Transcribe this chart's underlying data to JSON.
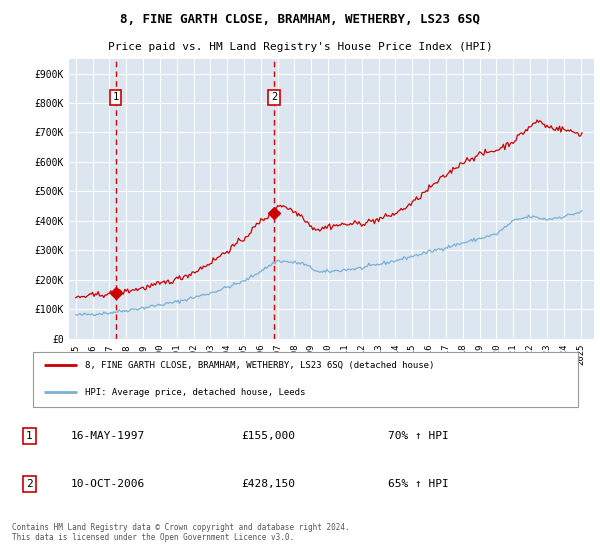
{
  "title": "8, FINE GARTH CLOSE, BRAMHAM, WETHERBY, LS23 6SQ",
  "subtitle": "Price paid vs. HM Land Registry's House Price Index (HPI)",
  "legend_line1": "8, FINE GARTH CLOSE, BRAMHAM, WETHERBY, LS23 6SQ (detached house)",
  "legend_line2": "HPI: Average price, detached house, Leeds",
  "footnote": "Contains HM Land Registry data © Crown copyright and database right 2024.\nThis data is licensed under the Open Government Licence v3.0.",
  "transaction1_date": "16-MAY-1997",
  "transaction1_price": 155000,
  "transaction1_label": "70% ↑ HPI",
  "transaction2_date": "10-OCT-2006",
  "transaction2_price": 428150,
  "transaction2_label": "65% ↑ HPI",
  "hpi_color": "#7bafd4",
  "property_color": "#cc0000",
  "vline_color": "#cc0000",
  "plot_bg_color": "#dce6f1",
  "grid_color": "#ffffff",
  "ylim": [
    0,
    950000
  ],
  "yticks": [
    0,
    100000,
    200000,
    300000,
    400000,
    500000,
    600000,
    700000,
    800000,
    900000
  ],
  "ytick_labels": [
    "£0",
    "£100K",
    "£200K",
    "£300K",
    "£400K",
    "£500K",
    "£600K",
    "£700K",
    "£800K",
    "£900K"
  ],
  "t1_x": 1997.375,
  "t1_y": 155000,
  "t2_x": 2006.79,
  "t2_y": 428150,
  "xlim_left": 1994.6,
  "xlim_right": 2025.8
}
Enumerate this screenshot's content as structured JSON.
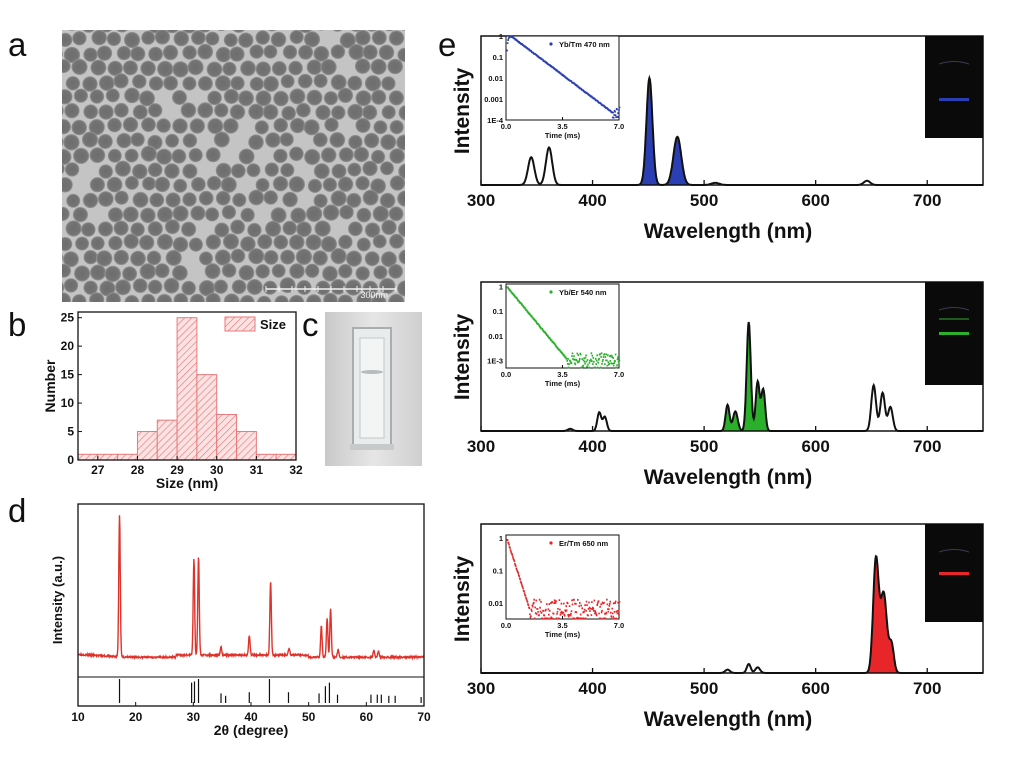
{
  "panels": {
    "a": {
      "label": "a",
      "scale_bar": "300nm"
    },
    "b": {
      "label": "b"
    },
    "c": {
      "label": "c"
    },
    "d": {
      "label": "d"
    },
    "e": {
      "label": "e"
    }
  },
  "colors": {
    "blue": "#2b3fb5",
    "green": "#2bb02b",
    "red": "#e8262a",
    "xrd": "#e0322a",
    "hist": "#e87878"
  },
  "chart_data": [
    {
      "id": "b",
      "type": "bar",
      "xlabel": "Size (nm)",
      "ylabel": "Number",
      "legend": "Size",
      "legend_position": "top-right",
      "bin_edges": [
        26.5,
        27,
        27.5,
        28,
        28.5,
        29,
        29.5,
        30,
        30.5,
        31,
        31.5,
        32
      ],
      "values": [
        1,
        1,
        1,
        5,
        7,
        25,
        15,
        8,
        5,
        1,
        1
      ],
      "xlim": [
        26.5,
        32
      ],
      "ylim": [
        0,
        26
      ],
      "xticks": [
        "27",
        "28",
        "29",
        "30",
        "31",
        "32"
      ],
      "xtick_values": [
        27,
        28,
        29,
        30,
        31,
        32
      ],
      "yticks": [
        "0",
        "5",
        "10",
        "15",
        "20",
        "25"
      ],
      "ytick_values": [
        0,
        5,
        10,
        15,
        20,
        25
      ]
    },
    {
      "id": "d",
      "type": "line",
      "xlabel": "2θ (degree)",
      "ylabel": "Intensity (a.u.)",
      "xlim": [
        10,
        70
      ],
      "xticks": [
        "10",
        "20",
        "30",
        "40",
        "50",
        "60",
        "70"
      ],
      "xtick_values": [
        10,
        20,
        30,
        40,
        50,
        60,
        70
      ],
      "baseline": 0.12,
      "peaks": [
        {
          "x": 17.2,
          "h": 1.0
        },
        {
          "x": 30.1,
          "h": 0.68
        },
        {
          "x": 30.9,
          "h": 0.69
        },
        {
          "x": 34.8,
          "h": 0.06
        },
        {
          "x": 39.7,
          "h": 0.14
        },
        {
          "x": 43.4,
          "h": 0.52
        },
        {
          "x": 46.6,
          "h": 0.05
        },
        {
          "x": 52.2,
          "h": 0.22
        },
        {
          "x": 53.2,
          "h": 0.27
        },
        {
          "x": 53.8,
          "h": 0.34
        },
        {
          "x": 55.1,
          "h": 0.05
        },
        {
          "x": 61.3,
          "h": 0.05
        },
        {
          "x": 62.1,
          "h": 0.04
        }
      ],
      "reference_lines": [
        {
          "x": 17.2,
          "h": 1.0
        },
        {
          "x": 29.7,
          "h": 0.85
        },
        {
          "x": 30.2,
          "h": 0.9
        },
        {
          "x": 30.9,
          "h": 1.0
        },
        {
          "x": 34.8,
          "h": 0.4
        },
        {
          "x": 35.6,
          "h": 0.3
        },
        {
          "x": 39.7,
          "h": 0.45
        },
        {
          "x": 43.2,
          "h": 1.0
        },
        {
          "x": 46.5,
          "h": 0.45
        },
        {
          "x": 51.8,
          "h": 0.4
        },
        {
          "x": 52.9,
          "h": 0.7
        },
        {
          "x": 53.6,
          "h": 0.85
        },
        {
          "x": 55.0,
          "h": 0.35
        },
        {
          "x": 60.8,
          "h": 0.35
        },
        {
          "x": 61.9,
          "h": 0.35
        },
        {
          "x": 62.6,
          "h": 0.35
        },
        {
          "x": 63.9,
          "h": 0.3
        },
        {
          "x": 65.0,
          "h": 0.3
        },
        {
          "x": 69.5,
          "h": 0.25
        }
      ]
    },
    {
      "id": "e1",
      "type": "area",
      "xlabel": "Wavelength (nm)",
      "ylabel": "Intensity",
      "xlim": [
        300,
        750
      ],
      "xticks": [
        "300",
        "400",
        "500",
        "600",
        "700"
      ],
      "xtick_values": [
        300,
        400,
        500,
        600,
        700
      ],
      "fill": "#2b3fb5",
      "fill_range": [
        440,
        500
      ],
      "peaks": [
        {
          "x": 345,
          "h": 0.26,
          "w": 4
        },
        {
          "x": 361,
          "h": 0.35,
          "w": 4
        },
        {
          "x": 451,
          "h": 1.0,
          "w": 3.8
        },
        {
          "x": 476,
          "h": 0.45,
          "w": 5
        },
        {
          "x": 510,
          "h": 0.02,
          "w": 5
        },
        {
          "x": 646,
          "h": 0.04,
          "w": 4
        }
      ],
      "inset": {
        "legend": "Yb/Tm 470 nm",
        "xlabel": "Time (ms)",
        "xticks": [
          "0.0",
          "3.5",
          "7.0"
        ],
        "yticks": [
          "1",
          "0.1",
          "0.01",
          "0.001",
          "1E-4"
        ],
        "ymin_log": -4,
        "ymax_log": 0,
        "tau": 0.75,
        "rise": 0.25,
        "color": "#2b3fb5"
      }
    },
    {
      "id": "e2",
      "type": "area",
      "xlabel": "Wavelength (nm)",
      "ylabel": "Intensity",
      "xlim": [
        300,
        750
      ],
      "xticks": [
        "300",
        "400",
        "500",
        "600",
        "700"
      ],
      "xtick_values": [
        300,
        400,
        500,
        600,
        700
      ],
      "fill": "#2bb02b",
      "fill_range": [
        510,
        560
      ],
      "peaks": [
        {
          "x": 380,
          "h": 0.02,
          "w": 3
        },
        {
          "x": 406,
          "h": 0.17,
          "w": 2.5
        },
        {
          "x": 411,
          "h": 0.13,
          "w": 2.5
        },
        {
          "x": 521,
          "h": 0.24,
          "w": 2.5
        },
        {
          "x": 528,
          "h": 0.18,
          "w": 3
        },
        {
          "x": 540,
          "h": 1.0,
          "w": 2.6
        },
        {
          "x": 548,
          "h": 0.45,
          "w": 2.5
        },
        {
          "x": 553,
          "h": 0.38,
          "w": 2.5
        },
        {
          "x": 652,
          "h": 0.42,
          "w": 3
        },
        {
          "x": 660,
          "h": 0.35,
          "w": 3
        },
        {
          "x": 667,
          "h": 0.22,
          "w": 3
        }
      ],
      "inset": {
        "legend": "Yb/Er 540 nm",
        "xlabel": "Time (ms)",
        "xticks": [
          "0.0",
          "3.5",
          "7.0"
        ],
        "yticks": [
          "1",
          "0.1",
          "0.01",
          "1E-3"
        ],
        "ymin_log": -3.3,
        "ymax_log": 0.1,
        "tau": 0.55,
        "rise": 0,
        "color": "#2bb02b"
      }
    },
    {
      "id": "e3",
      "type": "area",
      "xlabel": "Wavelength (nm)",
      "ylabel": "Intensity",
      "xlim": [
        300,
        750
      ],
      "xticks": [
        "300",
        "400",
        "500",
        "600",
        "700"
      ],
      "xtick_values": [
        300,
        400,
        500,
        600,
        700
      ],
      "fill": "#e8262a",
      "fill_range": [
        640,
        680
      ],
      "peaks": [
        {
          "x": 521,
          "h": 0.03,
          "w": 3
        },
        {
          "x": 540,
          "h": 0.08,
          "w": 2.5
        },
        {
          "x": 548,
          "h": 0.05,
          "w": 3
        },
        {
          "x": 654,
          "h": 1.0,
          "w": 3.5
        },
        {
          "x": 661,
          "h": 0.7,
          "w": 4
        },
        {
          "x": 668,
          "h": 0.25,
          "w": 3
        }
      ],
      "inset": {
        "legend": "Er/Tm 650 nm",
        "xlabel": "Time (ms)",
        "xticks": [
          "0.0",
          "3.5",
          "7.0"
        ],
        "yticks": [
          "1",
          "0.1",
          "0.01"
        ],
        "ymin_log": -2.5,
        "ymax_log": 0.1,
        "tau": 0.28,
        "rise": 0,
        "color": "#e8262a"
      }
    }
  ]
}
|---|
> _PROBLEM DETAILS_: Say how many lines in this material hold "Registry", and say nothing else.

> _SOLUTION FOR THIS PROBLEM_: 2